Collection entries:
☆ ☆ ☆ ☆ ☆
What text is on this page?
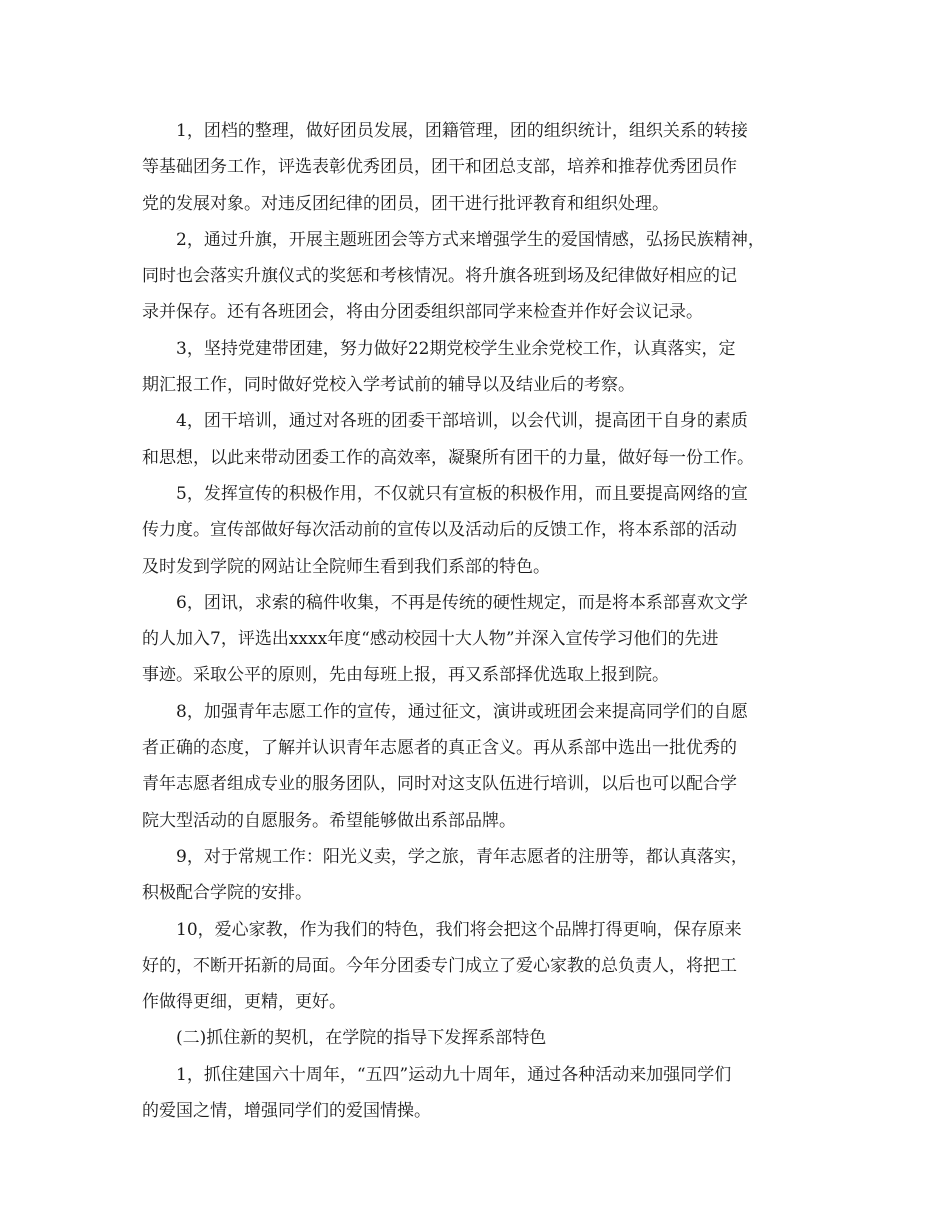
1，团档的整理，做好团员发展，团籍管理，团的组织统计，组织关系的转接
等基础团务工作，评选表彰优秀团员，团干和团总支部，培养和推荐优秀团员作
党的发展对象。对违反团纪律的团员，团干进行批评教育和组织处理。
2，通过升旗，开展主题班团会等方式来增强学生的爱国情感，弘扬民族精神，
同时也会落实升旗仪式的奖惩和考核情况。将升旗各班到场及纪律做好相应的记
录并保存。还有各班团会，将由分团委组织部同学来检查并作好会议记录。
3，坚持党建带团建，努力做好22期党校学生业余党校工作，认真落实，定
期汇报工作，同时做好党校入学考试前的辅导以及结业后的考察。
4，团干培训，通过对各班的团委干部培训，以会代训，提高团干自身的素质
和思想，以此来带动团委工作的高效率，凝聚所有团干的力量，做好每一份工作。
5，发挥宣传的积极作用，不仅就只有宣板的积极作用，而且要提高网络的宣
传力度。宣传部做好每次活动前的宣传以及活动后的反馈工作，将本系部的活动
及时发到学院的网站让全院师生看到我们系部的特色。
6，团讯，求索的稿件收集，不再是传统的硬性规定，而是将本系部喜欢文学
的人加入7，评选出xxxx年度“感动校园十大人物”并深入宣传学习他们的先进
事迹。采取公平的原则，先由每班上报，再又系部择优选取上报到院。
8，加强青年志愿工作的宣传，通过征文，演讲或班团会来提高同学们的自愿
者正确的态度，了解并认识青年志愿者的真正含义。再从系部中选出一批优秀的
青年志愿者组成专业的服务团队，同时对这支队伍进行培训，以后也可以配合学
院大型活动的自愿服务。希望能够做出系部品牌。
9，对于常规工作：阳光义卖，学之旅，青年志愿者的注册等，都认真落实，
积极配合学院的安排。
10，爱心家教，作为我们的特色，我们将会把这个品牌打得更响，保存原来
好的，不断开拓新的局面。今年分团委专门成立了爱心家教的总负责人，将把工
作做得更细，更精，更好。
(二)抓住新的契机，在学院的指导下发挥系部特色
1，抓住建国六十周年，“五四”运动九十周年，通过各种活动来加强同学们
的爱国之情，增强同学们的爱国情操。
☆ ☆ ☆ ☆ ☆
**Task prompt:** All of the records need repeating exactly, except for the pictures.

**Correct answer:**
What text is on this page?
1，团档的整理，做好团员发展，团籍管理，团的组织统计，组织关系的转接
等基础团务工作，评选表彰优秀团员，团干和团总支部，培养和推荐优秀团员作
党的发展对象。对违反团纪律的团员，团干进行批评教育和组织处理。
2，通过升旗，开展主题班团会等方式来增强学生的爱国情感，弘扬民族精神，
同时也会落实升旗仪式的奖惩和考核情况。将升旗各班到场及纪律做好相应的记
录并保存。还有各班团会，将由分团委组织部同学来检查并作好会议记录。
3，坚持党建带团建，努力做好22期党校学生业余党校工作，认真落实，定
期汇报工作，同时做好党校入学考试前的辅导以及结业后的考察。
4，团干培训，通过对各班的团委干部培训，以会代训，提高团干自身的素质
和思想，以此来带动团委工作的高效率，凝聚所有团干的力量，做好每一份工作。
5，发挥宣传的积极作用，不仅就只有宣板的积极作用，而且要提高网络的宣
传力度。宣传部做好每次活动前的宣传以及活动后的反馈工作，将本系部的活动
及时发到学院的网站让全院师生看到我们系部的特色。
6，团讯，求索的稿件收集，不再是传统的硬性规定，而是将本系部喜欢文学
的人加入7，评选出xxxx年度“感动校园十大人物”并深入宣传学习他们的先进
事迹。采取公平的原则，先由每班上报，再又系部择优选取上报到院。
8，加强青年志愿工作的宣传，通过征文，演讲或班团会来提高同学们的自愿
者正确的态度，了解并认识青年志愿者的真正含义。再从系部中选出一批优秀的
青年志愿者组成专业的服务团队，同时对这支队伍进行培训，以后也可以配合学
院大型活动的自愿服务。希望能够做出系部品牌。
9，对于常规工作：阳光义卖，学之旅，青年志愿者的注册等，都认真落实，
积极配合学院的安排。
10，爱心家教，作为我们的特色，我们将会把这个品牌打得更响，保存原来
好的，不断开拓新的局面。今年分团委专门成立了爱心家教的总负责人，将把工
作做得更细，更精，更好。
(二)抓住新的契机，在学院的指导下发挥系部特色
1，抓住建国六十周年，“五四”运动九十周年，通过各种活动来加强同学们
的爱国之情，增强同学们的爱国情操。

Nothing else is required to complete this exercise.